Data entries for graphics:
##############################

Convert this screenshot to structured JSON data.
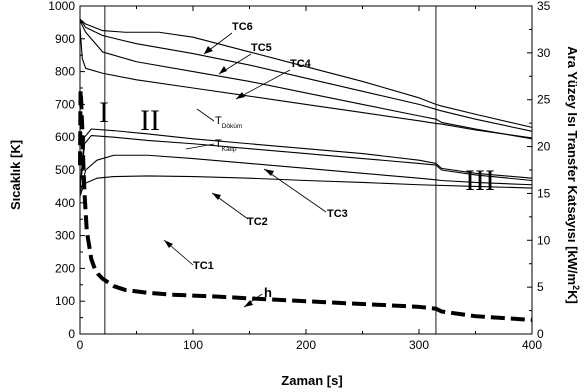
{
  "chart_data": {
    "type": "line",
    "xlabel": "Zaman [s]",
    "ylabel_left": "Sıcaklık [K]",
    "ylabel_right_prefix": "Ara Yüzey Isı Transfer Katsayısı [kW/m",
    "ylabel_right_sup": "2",
    "ylabel_right_suffix": "K]",
    "xlim": [
      0,
      400
    ],
    "ylim_left": [
      0,
      1000
    ],
    "ylim_right": [
      0,
      35
    ],
    "xticks": [
      "0",
      "100",
      "200",
      "300",
      "400"
    ],
    "yticks_left": [
      "0",
      "50",
      "100",
      "150",
      "200",
      "250",
      "300",
      "350",
      "400",
      "450",
      "500",
      "550",
      "600",
      "650",
      "700",
      "750",
      "800",
      "850",
      "900",
      "950",
      "1000"
    ],
    "yticks_right": [
      "0",
      "5",
      "10",
      "15",
      "20",
      "25",
      "30",
      "35"
    ],
    "grid": false,
    "regions": [
      {
        "label": "I",
        "x_end": 22
      },
      {
        "label": "II",
        "x_end": 315
      },
      {
        "label": "III",
        "x_end": 400
      }
    ],
    "series": [
      {
        "name": "TC6",
        "axis": "left",
        "x": [
          0,
          5,
          20,
          40,
          70,
          100,
          150,
          200,
          250,
          300,
          315,
          320,
          350,
          400
        ],
        "y": [
          960,
          945,
          925,
          920,
          920,
          905,
          860,
          815,
          770,
          720,
          700,
          695,
          670,
          630
        ]
      },
      {
        "name": "TC5",
        "axis": "left",
        "x": [
          0,
          5,
          20,
          50,
          100,
          150,
          200,
          250,
          300,
          315,
          320,
          350,
          400
        ],
        "y": [
          960,
          935,
          910,
          885,
          855,
          820,
          780,
          740,
          700,
          685,
          680,
          655,
          618
        ]
      },
      {
        "name": "TC4",
        "axis": "left",
        "x": [
          0,
          5,
          20,
          50,
          100,
          150,
          200,
          250,
          300,
          315,
          320,
          350,
          400
        ],
        "y": [
          955,
          920,
          860,
          830,
          800,
          770,
          735,
          700,
          665,
          655,
          645,
          625,
          595
        ]
      },
      {
        "name": "TDöküm",
        "label_main": "T",
        "label_sub": "Döküm",
        "axis": "left",
        "x": [
          0,
          2,
          5,
          20,
          50,
          100,
          150,
          200,
          250,
          300,
          315,
          320,
          350,
          400
        ],
        "y": [
          935,
          840,
          810,
          795,
          775,
          750,
          725,
          700,
          675,
          650,
          642,
          640,
          622,
          598
        ]
      },
      {
        "name": "TKalıp",
        "label_main": "T",
        "label_sub": "Kalıp",
        "axis": "left",
        "x": [
          0,
          2,
          4,
          10,
          30,
          60,
          100,
          150,
          200,
          250,
          300,
          315,
          320,
          350,
          400
        ],
        "y": [
          450,
          520,
          600,
          625,
          620,
          610,
          595,
          580,
          565,
          550,
          530,
          520,
          505,
          490,
          475
        ]
      },
      {
        "name": "TC3",
        "axis": "left",
        "x": [
          0,
          2,
          4,
          10,
          30,
          60,
          100,
          150,
          200,
          250,
          300,
          315,
          320,
          350,
          400
        ],
        "y": [
          440,
          500,
          580,
          605,
          600,
          590,
          580,
          565,
          550,
          535,
          520,
          515,
          500,
          485,
          468
        ]
      },
      {
        "name": "TC2",
        "axis": "left",
        "x": [
          0,
          2,
          5,
          15,
          30,
          60,
          100,
          150,
          200,
          250,
          300,
          315,
          320,
          350,
          400
        ],
        "y": [
          430,
          455,
          500,
          530,
          545,
          545,
          535,
          520,
          505,
          490,
          475,
          470,
          468,
          462,
          455
        ]
      },
      {
        "name": "TC1",
        "axis": "left",
        "x": [
          0,
          2,
          5,
          15,
          30,
          60,
          100,
          150,
          200,
          250,
          300,
          350,
          400
        ],
        "y": [
          420,
          440,
          460,
          475,
          480,
          482,
          480,
          475,
          468,
          462,
          455,
          450,
          445
        ]
      },
      {
        "name": "h",
        "axis": "right",
        "style": "dashed",
        "x": [
          0,
          0.5,
          1,
          2,
          3,
          4,
          5,
          6,
          8,
          10,
          13,
          16,
          20,
          25,
          30,
          40,
          60,
          80,
          100,
          120,
          150,
          200,
          250,
          300,
          315,
          320,
          350,
          400
        ],
        "y": [
          18,
          26,
          25,
          22,
          18,
          15,
          13,
          11,
          9.5,
          8,
          7,
          6.4,
          5.9,
          5.5,
          5.1,
          4.7,
          4.4,
          4.2,
          4.1,
          4.0,
          3.8,
          3.5,
          3.2,
          2.9,
          2.7,
          2.4,
          1.9,
          1.5
        ]
      }
    ],
    "annotations": [
      {
        "text": "TC6"
      },
      {
        "text": "TC5"
      },
      {
        "text": "TC4"
      },
      {
        "text": "TC3"
      },
      {
        "text": "TC2"
      },
      {
        "text": "TC1"
      },
      {
        "text": "h"
      }
    ]
  }
}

##############################

What you should do
Return the material exactly as given, apart from the pictures.

Exercise solution
Convert this screenshot to structured JSON data.
{
  "chart_data": {
    "type": "line",
    "xlabel": "Zaman [s]",
    "ylabel_left": "Sıcaklık [K]",
    "ylabel_right_prefix": "Ara Yüzey Isı Transfer Katsayısı [kW/m",
    "ylabel_right_sup": "2",
    "ylabel_right_suffix": "K]",
    "xlim": [
      0,
      400
    ],
    "ylim_left": [
      0,
      1000
    ],
    "ylim_right": [
      0,
      35
    ],
    "xticks": [
      "0",
      "100",
      "200",
      "300",
      "400"
    ],
    "yticks_left": [
      "0",
      "50",
      "100",
      "150",
      "200",
      "250",
      "300",
      "350",
      "400",
      "450",
      "500",
      "550",
      "600",
      "650",
      "700",
      "750",
      "800",
      "850",
      "900",
      "950",
      "1000"
    ],
    "yticks_right": [
      "0",
      "5",
      "10",
      "15",
      "20",
      "25",
      "30",
      "35"
    ],
    "grid": false,
    "regions": [
      {
        "label": "I",
        "x_end": 22
      },
      {
        "label": "II",
        "x_end": 315
      },
      {
        "label": "III",
        "x_end": 400
      }
    ],
    "series": [
      {
        "name": "TC6",
        "axis": "left",
        "x": [
          0,
          5,
          20,
          40,
          70,
          100,
          150,
          200,
          250,
          300,
          315,
          320,
          350,
          400
        ],
        "y": [
          960,
          945,
          925,
          920,
          920,
          905,
          860,
          815,
          770,
          720,
          700,
          695,
          670,
          630
        ]
      },
      {
        "name": "TC5",
        "axis": "left",
        "x": [
          0,
          5,
          20,
          50,
          100,
          150,
          200,
          250,
          300,
          315,
          320,
          350,
          400
        ],
        "y": [
          960,
          935,
          910,
          885,
          855,
          820,
          780,
          740,
          700,
          685,
          680,
          655,
          618
        ]
      },
      {
        "name": "TC4",
        "axis": "left",
        "x": [
          0,
          5,
          20,
          50,
          100,
          150,
          200,
          250,
          300,
          315,
          320,
          350,
          400
        ],
        "y": [
          955,
          920,
          860,
          830,
          800,
          770,
          735,
          700,
          665,
          655,
          645,
          625,
          595
        ]
      },
      {
        "name": "TDöküm",
        "label_main": "T",
        "label_sub": "Döküm",
        "axis": "left",
        "x": [
          0,
          2,
          5,
          20,
          50,
          100,
          150,
          200,
          250,
          300,
          315,
          320,
          350,
          400
        ],
        "y": [
          935,
          840,
          810,
          795,
          775,
          750,
          725,
          700,
          675,
          650,
          642,
          640,
          622,
          598
        ]
      },
      {
        "name": "TKalıp",
        "label_main": "T",
        "label_sub": "Kalıp",
        "axis": "left",
        "x": [
          0,
          2,
          4,
          10,
          30,
          60,
          100,
          150,
          200,
          250,
          300,
          315,
          320,
          350,
          400
        ],
        "y": [
          450,
          520,
          600,
          625,
          620,
          610,
          595,
          580,
          565,
          550,
          530,
          520,
          505,
          490,
          475
        ]
      },
      {
        "name": "TC3",
        "axis": "left",
        "x": [
          0,
          2,
          4,
          10,
          30,
          60,
          100,
          150,
          200,
          250,
          300,
          315,
          320,
          350,
          400
        ],
        "y": [
          440,
          500,
          580,
          605,
          600,
          590,
          580,
          565,
          550,
          535,
          520,
          515,
          500,
          485,
          468
        ]
      },
      {
        "name": "TC2",
        "axis": "left",
        "x": [
          0,
          2,
          5,
          15,
          30,
          60,
          100,
          150,
          200,
          250,
          300,
          315,
          320,
          350,
          400
        ],
        "y": [
          430,
          455,
          500,
          530,
          545,
          545,
          535,
          520,
          505,
          490,
          475,
          470,
          468,
          462,
          455
        ]
      },
      {
        "name": "TC1",
        "axis": "left",
        "x": [
          0,
          2,
          5,
          15,
          30,
          60,
          100,
          150,
          200,
          250,
          300,
          350,
          400
        ],
        "y": [
          420,
          440,
          460,
          475,
          480,
          482,
          480,
          475,
          468,
          462,
          455,
          450,
          445
        ]
      },
      {
        "name": "h",
        "axis": "right",
        "style": "dashed",
        "x": [
          0,
          0.5,
          1,
          2,
          3,
          4,
          5,
          6,
          8,
          10,
          13,
          16,
          20,
          25,
          30,
          40,
          60,
          80,
          100,
          120,
          150,
          200,
          250,
          300,
          315,
          320,
          350,
          400
        ],
        "y": [
          18,
          26,
          25,
          22,
          18,
          15,
          13,
          11,
          9.5,
          8,
          7,
          6.4,
          5.9,
          5.5,
          5.1,
          4.7,
          4.4,
          4.2,
          4.1,
          4.0,
          3.8,
          3.5,
          3.2,
          2.9,
          2.7,
          2.4,
          1.9,
          1.5
        ]
      }
    ],
    "annotations": [
      {
        "text": "TC6"
      },
      {
        "text": "TC5"
      },
      {
        "text": "TC4"
      },
      {
        "text": "TC3"
      },
      {
        "text": "TC2"
      },
      {
        "text": "TC1"
      },
      {
        "text": "h"
      }
    ]
  }
}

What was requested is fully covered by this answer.